* start *
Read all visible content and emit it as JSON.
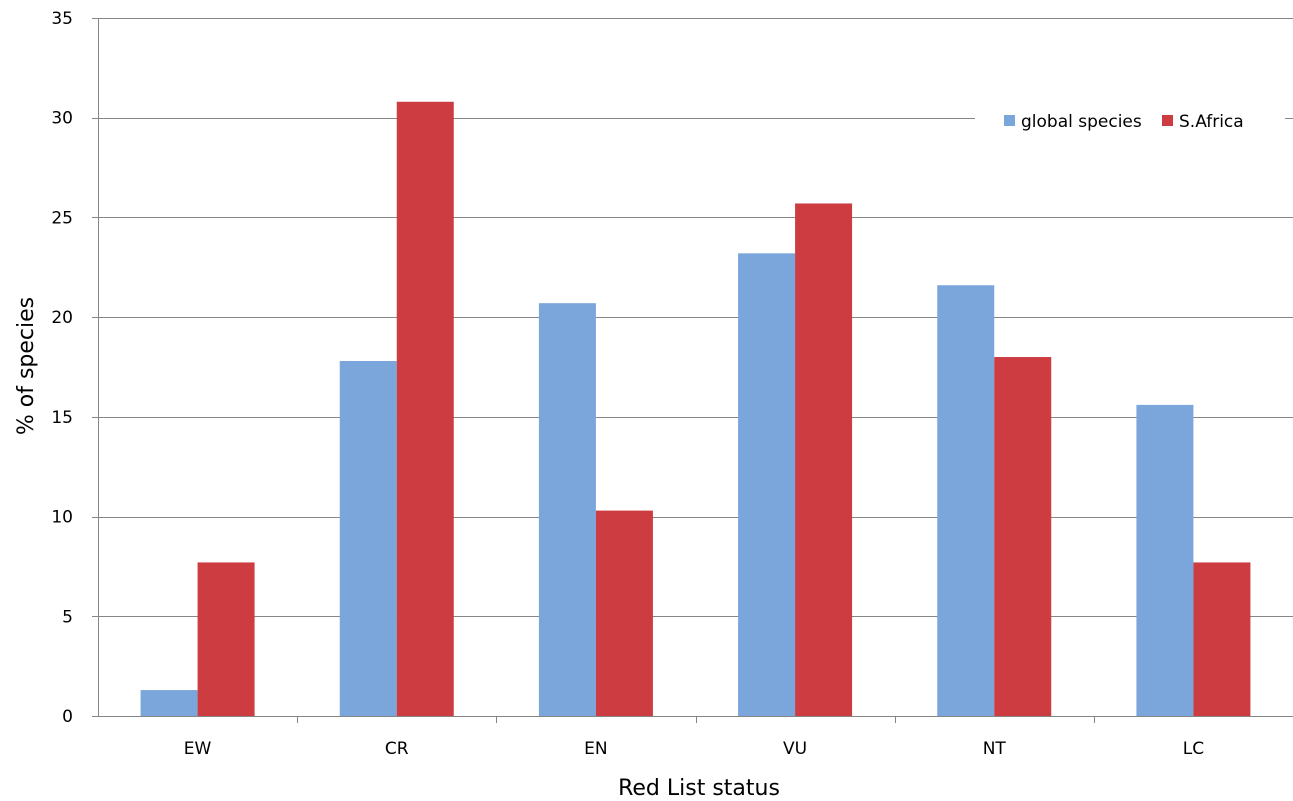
{
  "chart_data": {
    "type": "bar",
    "title": "",
    "xlabel": "Red List status",
    "ylabel": "% of species",
    "categories": [
      "EW",
      "CR",
      "EN",
      "VU",
      "NT",
      "LC"
    ],
    "series": [
      {
        "name": "global species",
        "color": "#7aa6dc",
        "values": [
          1.3,
          17.8,
          20.7,
          23.2,
          21.6,
          15.6
        ]
      },
      {
        "name": "S.Africa",
        "color": "#cd3c40",
        "values": [
          7.7,
          30.8,
          10.3,
          25.7,
          18.0,
          7.7
        ]
      }
    ],
    "ylim": [
      0,
      35
    ],
    "yticks": [
      0,
      5,
      10,
      15,
      20,
      25,
      30,
      35
    ],
    "grid": true,
    "legend": "top-right"
  }
}
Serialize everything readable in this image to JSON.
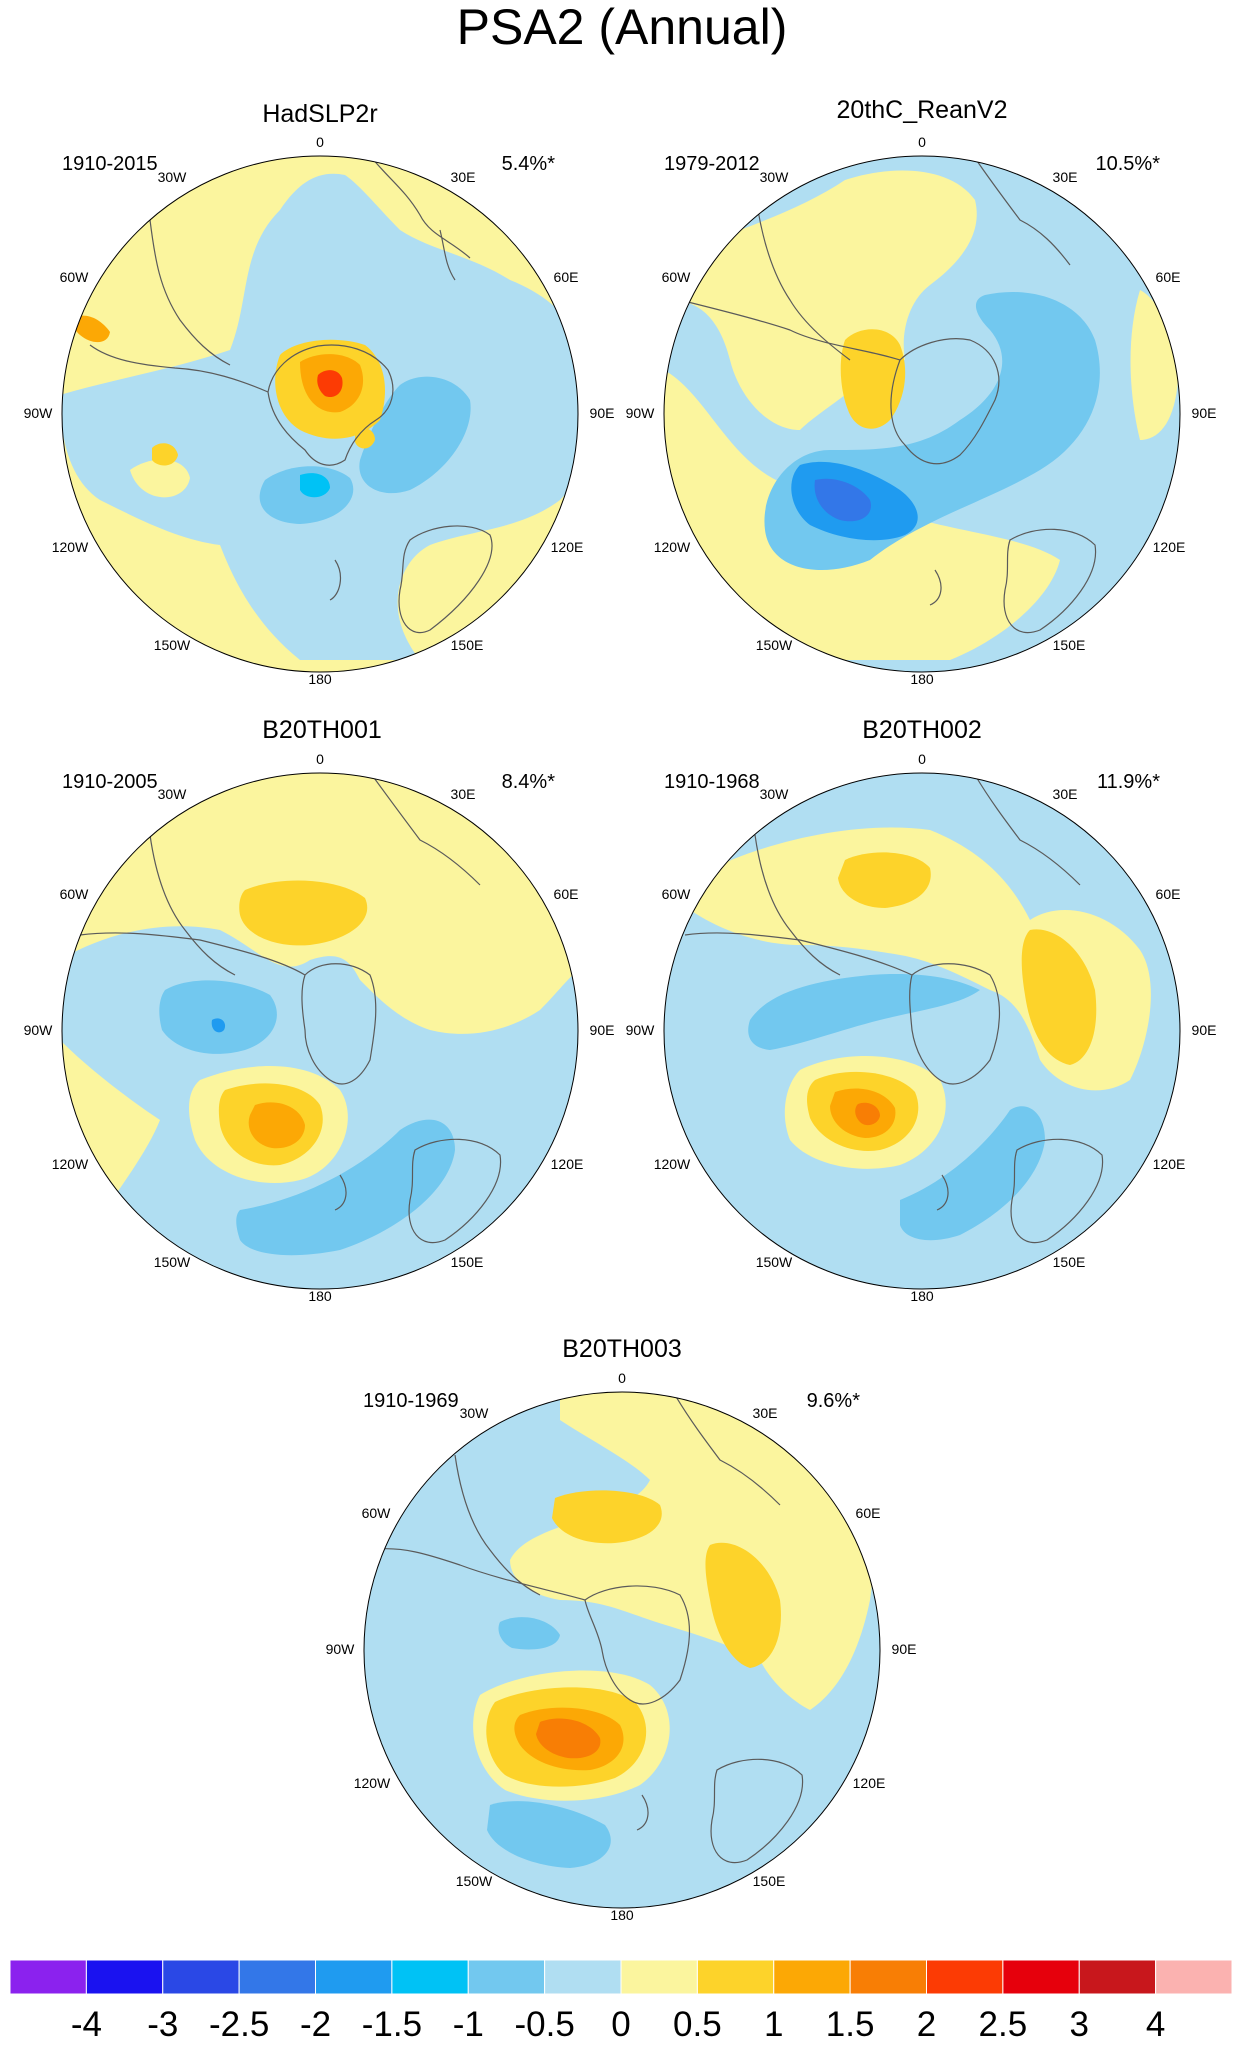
{
  "figure_title": "PSA2 (Annual)",
  "panels": [
    {
      "id": "hadslp2r",
      "title": "HadSLP2r",
      "period": "1910-2015",
      "variance": "5.4%*"
    },
    {
      "id": "20thc-reanv2",
      "title": "20thC_ReanV2",
      "period": "1979-2012",
      "variance": "10.5%*"
    },
    {
      "id": "b20th001",
      "title": "B20TH001",
      "period": "1910-2005",
      "variance": "8.4%*"
    },
    {
      "id": "b20th002",
      "title": "B20TH002",
      "period": "1910-1968",
      "variance": "11.9%*"
    },
    {
      "id": "b20th003",
      "title": "B20TH003",
      "period": "1910-1969",
      "variance": "9.6%*"
    }
  ],
  "longitude_labels": [
    "0",
    "30E",
    "60E",
    "90E",
    "120E",
    "150E",
    "180",
    "150W",
    "120W",
    "90W",
    "60W",
    "30W"
  ],
  "colorbar": {
    "labels": [
      "-4",
      "-3",
      "-2.5",
      "-2",
      "-1.5",
      "-1",
      "-0.5",
      "0",
      "0.5",
      "1",
      "1.5",
      "2",
      "2.5",
      "3",
      "4"
    ],
    "colors": [
      "#8b22ee",
      "#1a12f0",
      "#2a48e6",
      "#3377e8",
      "#1f9bf0",
      "#00c2f5",
      "#72c8ef",
      "#b0def2",
      "#fbf59e",
      "#fdd32a",
      "#fca805",
      "#f87e05",
      "#fc3b04",
      "#e6000c",
      "#c8171c",
      "#fbb2b0"
    ]
  },
  "palette": {
    "neutral_positive": "#fbf59e",
    "neutral_negative": "#b0def2",
    "coast": "#5a5a5a"
  }
}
* end *
What you have to do -
Retype all entries exactly as they appear, dropping the images.

Result of this task -
Read all visible content and emit it as JSON.
{
  "chart_data": {
    "type": "bar",
    "title": "",
    "xlabel": "Red List status",
    "ylabel": "% of species",
    "categories": [
      "EW",
      "CR",
      "EN",
      "VU",
      "NT",
      "LC"
    ],
    "series": [
      {
        "name": "global species",
        "color": "#7aa6dc",
        "values": [
          1.3,
          17.8,
          20.7,
          23.2,
          21.6,
          15.6
        ]
      },
      {
        "name": "S.Africa",
        "color": "#cd3c40",
        "values": [
          7.7,
          30.8,
          10.3,
          25.7,
          18.0,
          7.7
        ]
      }
    ],
    "ylim": [
      0,
      35
    ],
    "yticks": [
      0,
      5,
      10,
      15,
      20,
      25,
      30,
      35
    ],
    "grid": true,
    "legend": "top-right"
  }
}
Serialize everything readable in this image to JSON.
{
  "figure_title": "PSA2 (Annual)",
  "panels": [
    {
      "id": "hadslp2r",
      "title": "HadSLP2r",
      "period": "1910-2015",
      "variance": "5.4%*"
    },
    {
      "id": "20thc-reanv2",
      "title": "20thC_ReanV2",
      "period": "1979-2012",
      "variance": "10.5%*"
    },
    {
      "id": "b20th001",
      "title": "B20TH001",
      "period": "1910-2005",
      "variance": "8.4%*"
    },
    {
      "id": "b20th002",
      "title": "B20TH002",
      "period": "1910-1968",
      "variance": "11.9%*"
    },
    {
      "id": "b20th003",
      "title": "B20TH003",
      "period": "1910-1969",
      "variance": "9.6%*"
    }
  ],
  "longitude_labels": [
    "0",
    "30E",
    "60E",
    "90E",
    "120E",
    "150E",
    "180",
    "150W",
    "120W",
    "90W",
    "60W",
    "30W"
  ],
  "colorbar": {
    "labels": [
      "-4",
      "-3",
      "-2.5",
      "-2",
      "-1.5",
      "-1",
      "-0.5",
      "0",
      "0.5",
      "1",
      "1.5",
      "2",
      "2.5",
      "3",
      "4"
    ],
    "colors": [
      "#8b22ee",
      "#1a12f0",
      "#2a48e6",
      "#3377e8",
      "#1f9bf0",
      "#00c2f5",
      "#72c8ef",
      "#b0def2",
      "#fbf59e",
      "#fdd32a",
      "#fca805",
      "#f87e05",
      "#fc3b04",
      "#e6000c",
      "#c8171c",
      "#fbb2b0"
    ]
  },
  "palette": {
    "neutral_positive": "#fbf59e",
    "neutral_negative": "#b0def2",
    "coast": "#5a5a5a"
  }
}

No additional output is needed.